Requirements:
Using the material below, copy every line where "What" appears.

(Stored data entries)
--

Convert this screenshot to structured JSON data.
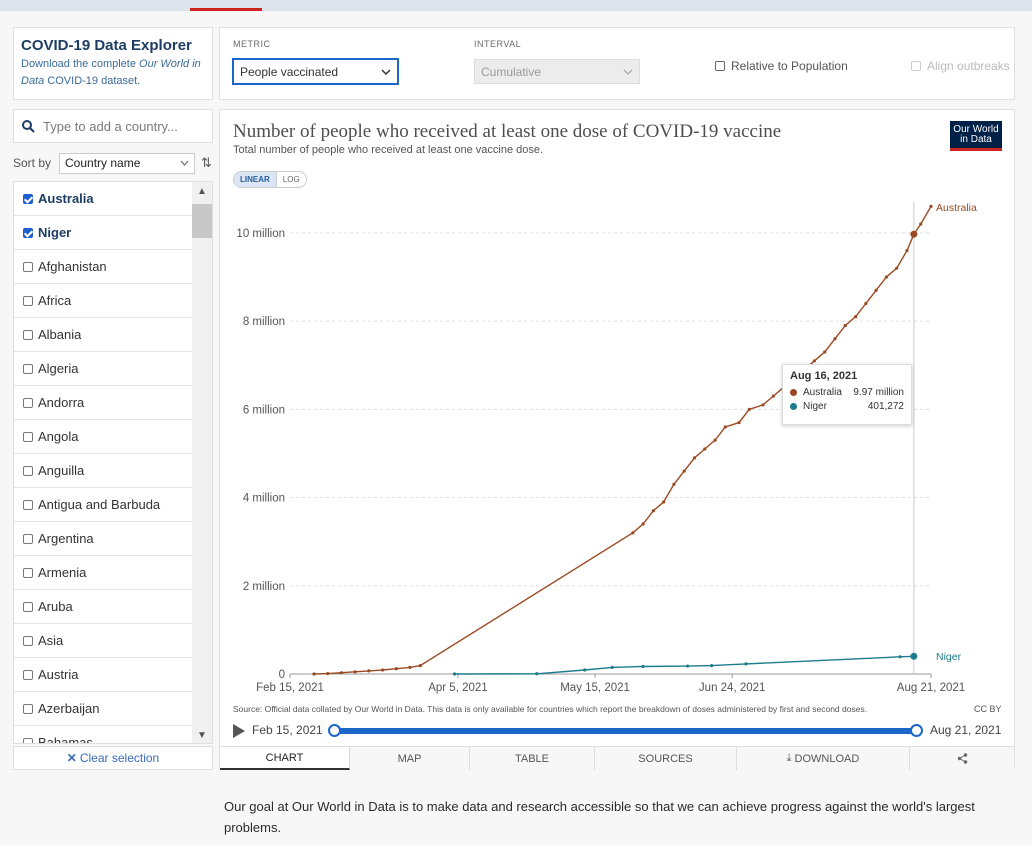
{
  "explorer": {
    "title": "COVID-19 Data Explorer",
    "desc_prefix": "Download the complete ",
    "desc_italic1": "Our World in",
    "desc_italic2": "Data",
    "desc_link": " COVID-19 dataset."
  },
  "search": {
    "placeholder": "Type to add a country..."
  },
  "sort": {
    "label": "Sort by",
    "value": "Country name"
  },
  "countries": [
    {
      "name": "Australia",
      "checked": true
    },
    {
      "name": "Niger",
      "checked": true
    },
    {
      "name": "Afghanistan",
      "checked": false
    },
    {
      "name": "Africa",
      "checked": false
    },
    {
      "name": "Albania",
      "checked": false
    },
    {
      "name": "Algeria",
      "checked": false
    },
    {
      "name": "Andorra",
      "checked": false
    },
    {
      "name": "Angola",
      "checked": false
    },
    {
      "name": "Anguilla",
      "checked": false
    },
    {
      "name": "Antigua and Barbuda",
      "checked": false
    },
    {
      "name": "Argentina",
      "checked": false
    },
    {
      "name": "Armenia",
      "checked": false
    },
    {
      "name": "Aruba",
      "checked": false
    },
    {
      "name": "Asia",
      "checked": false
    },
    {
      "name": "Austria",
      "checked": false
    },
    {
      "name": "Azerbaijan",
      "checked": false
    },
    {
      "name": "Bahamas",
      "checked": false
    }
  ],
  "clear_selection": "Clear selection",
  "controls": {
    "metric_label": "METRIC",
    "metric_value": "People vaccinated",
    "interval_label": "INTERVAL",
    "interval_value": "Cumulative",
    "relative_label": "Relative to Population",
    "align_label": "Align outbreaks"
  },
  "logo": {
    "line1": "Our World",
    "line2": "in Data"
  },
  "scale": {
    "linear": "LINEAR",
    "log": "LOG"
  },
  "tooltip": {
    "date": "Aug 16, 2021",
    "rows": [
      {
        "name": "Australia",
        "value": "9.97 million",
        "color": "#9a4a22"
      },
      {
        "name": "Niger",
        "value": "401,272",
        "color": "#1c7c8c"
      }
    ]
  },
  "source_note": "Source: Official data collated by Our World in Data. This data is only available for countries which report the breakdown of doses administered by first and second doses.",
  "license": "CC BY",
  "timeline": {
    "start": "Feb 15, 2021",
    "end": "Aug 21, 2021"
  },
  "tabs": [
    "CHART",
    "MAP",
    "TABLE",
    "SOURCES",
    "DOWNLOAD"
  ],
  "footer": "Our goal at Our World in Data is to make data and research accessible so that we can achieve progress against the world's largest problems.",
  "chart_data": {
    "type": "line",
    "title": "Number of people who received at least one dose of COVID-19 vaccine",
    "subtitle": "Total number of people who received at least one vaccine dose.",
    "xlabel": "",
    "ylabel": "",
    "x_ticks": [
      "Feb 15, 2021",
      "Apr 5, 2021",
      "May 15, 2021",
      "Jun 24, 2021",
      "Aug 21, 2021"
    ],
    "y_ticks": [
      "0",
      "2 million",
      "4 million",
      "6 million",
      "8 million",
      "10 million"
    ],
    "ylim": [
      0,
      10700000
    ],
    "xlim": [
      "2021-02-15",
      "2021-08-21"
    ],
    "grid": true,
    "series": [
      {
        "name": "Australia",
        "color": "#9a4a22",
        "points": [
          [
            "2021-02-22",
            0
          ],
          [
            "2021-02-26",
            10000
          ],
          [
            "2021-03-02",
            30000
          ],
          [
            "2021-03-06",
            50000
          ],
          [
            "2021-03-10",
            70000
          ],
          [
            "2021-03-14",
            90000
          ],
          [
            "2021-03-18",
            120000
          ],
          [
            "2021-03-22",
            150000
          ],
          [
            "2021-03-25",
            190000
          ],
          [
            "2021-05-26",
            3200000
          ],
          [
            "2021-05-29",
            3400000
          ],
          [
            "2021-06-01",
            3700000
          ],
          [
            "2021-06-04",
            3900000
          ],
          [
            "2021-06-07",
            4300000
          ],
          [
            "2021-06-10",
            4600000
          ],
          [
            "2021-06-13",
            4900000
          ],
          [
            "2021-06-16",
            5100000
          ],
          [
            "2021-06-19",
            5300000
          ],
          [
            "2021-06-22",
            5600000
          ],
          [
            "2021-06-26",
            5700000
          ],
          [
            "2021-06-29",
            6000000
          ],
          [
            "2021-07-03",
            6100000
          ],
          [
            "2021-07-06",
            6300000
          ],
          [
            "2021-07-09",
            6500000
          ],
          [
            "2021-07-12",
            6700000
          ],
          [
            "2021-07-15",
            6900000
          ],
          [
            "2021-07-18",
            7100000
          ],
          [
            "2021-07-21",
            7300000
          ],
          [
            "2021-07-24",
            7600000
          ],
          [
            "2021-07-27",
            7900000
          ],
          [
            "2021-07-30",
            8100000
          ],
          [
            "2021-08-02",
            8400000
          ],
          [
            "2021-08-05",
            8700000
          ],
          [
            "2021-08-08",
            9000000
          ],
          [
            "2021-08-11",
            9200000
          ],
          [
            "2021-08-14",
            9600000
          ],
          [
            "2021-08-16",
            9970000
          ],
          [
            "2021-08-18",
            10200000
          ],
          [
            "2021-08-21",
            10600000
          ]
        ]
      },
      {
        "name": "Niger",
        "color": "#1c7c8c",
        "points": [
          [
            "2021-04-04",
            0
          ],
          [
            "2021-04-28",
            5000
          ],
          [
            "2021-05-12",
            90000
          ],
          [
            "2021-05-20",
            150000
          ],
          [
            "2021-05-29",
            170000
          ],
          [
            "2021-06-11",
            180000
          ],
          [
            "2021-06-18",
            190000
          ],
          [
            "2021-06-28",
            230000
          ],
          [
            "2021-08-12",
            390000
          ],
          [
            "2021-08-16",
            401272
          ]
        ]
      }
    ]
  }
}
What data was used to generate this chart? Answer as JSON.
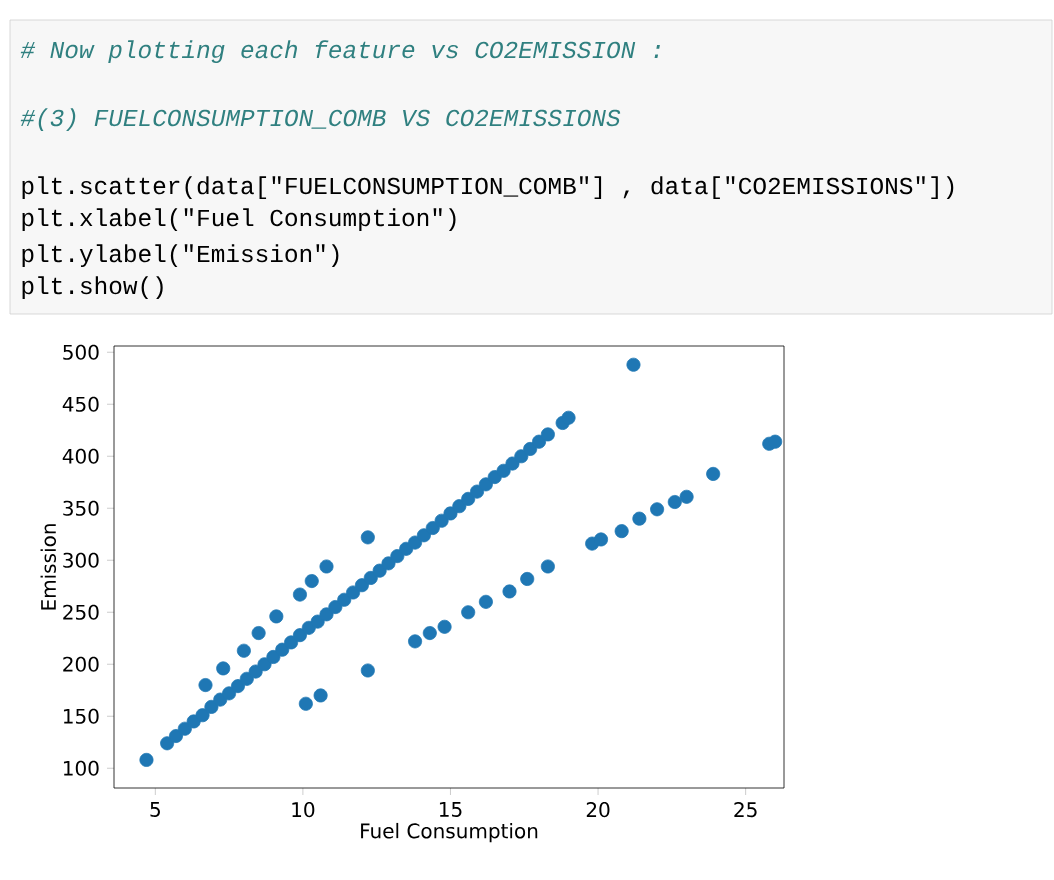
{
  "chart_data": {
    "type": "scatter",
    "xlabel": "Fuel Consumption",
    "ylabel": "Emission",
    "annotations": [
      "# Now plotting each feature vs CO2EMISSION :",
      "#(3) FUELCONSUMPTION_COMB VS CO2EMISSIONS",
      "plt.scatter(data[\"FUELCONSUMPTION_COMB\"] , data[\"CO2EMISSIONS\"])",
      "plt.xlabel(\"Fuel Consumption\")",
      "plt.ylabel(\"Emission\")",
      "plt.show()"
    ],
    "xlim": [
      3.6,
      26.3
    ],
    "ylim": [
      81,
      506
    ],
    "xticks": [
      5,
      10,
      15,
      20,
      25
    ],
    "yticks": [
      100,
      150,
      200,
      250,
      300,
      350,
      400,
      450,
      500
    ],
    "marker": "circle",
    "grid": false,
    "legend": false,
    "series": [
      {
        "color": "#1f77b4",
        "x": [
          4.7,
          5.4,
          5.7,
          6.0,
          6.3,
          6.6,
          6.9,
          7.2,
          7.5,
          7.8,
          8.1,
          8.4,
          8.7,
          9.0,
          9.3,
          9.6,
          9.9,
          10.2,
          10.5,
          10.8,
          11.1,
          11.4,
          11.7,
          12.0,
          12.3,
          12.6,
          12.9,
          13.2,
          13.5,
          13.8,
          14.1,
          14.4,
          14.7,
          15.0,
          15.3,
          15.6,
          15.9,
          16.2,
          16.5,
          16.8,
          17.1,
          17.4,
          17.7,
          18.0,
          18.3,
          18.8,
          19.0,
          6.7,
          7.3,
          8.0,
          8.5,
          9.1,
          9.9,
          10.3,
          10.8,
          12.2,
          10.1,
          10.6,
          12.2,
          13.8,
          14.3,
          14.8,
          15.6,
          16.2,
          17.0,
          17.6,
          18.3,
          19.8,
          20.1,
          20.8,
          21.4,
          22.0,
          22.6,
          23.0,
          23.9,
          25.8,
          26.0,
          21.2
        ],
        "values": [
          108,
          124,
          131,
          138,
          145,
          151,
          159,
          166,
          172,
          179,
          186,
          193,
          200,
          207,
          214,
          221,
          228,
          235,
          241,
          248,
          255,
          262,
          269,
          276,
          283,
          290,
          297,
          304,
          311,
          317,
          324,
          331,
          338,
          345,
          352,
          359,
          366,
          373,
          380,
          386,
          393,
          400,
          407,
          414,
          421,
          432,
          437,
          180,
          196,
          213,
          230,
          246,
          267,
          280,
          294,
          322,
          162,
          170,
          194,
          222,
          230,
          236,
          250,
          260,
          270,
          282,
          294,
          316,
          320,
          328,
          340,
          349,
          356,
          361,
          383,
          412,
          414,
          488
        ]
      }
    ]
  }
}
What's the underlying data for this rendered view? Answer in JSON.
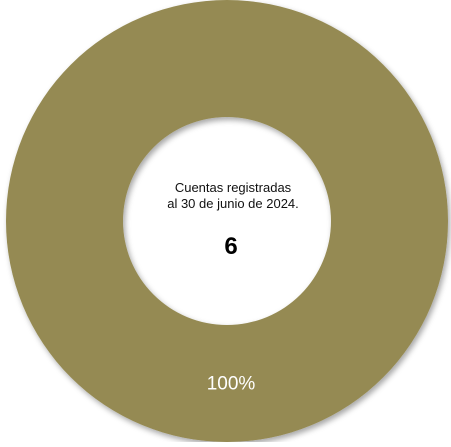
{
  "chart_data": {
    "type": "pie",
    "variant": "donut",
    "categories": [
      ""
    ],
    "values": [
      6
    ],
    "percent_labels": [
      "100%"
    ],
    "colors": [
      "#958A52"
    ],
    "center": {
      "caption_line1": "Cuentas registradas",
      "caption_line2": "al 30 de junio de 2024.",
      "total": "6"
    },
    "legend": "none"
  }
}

--

Problem solution:
What data was used to generate this chart? Answer as JSON.
What's the underlying data for this rendered view? Answer in JSON.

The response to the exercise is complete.